■ **Your instructions**
Leaving out the pictures, please retype each record exactly.

■ **Data to process**
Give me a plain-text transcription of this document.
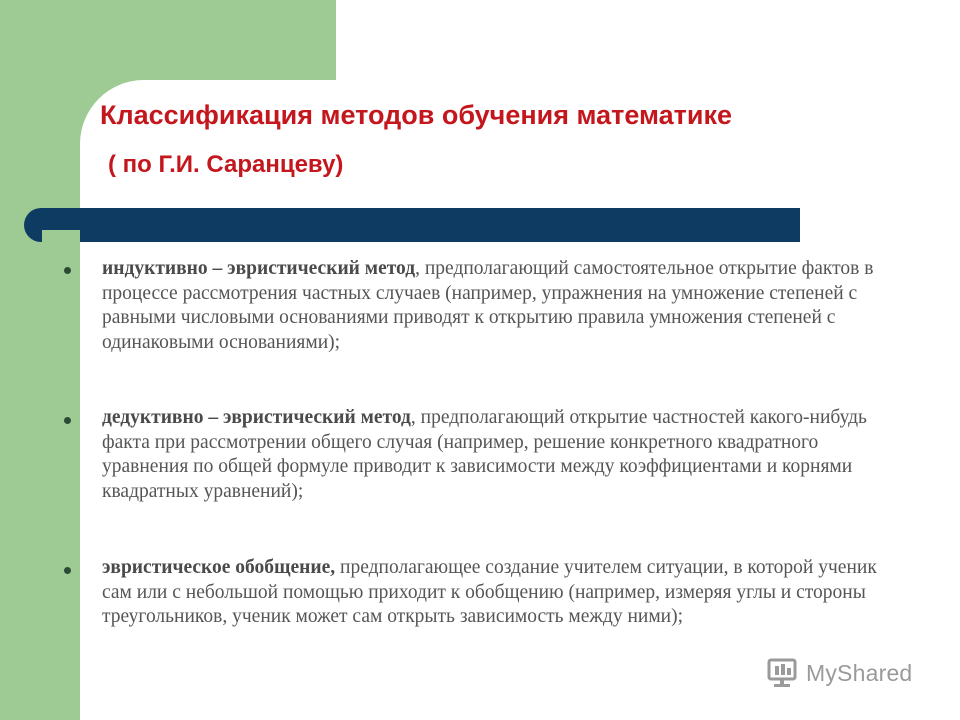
Классификация методов обучения математике
( по Г.И. Саранцеву)
индуктивно – эвристический метод, предполагающий самостоятельное открытие фактов в процессе рассмотрения частных случаев (например, упражнения на умножение степеней с равными числовыми основаниями приводят к открытию правила умножения степеней с одинаковыми основаниями);
дедуктивно – эвристический метод, предполагающий открытие частностей какого-нибудь факта при рассмотрении общего случая (например, решение конкретного квадратного уравнения по общей формуле приводит к зависимости между коэффициентами и корнями квадратных уравнений);
эвристическое обобщение, предполагающее создание учителем ситуации, в которой ученик сам или с небольшой помощью приходит к обобщению (например, измеряя углы и стороны треугольников, ученик может сам открыть зависимость между ними);
MyShared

■ **Answer in full**
Give me a plain-text transcription of this document.
Классификация методов обучения математике
( по Г.И. Саранцеву)
индуктивно – эвристический метод, предполагающий самостоятельное открытие фактов в процессе рассмотрения частных случаев (например, упражнения на умножение степеней с равными числовыми основаниями приводят к открытию правила умножения степеней с одинаковыми основаниями);
дедуктивно – эвристический метод, предполагающий открытие частностей какого-нибудь факта при рассмотрении общего случая (например, решение конкретного квадратного уравнения по общей формуле приводит к зависимости между коэффициентами и корнями квадратных уравнений);
эвристическое обобщение, предполагающее создание учителем ситуации, в которой ученик сам или с небольшой помощью приходит к обобщению (например, измеряя углы и стороны треугольников, ученик может сам открыть зависимость между ними);
MyShared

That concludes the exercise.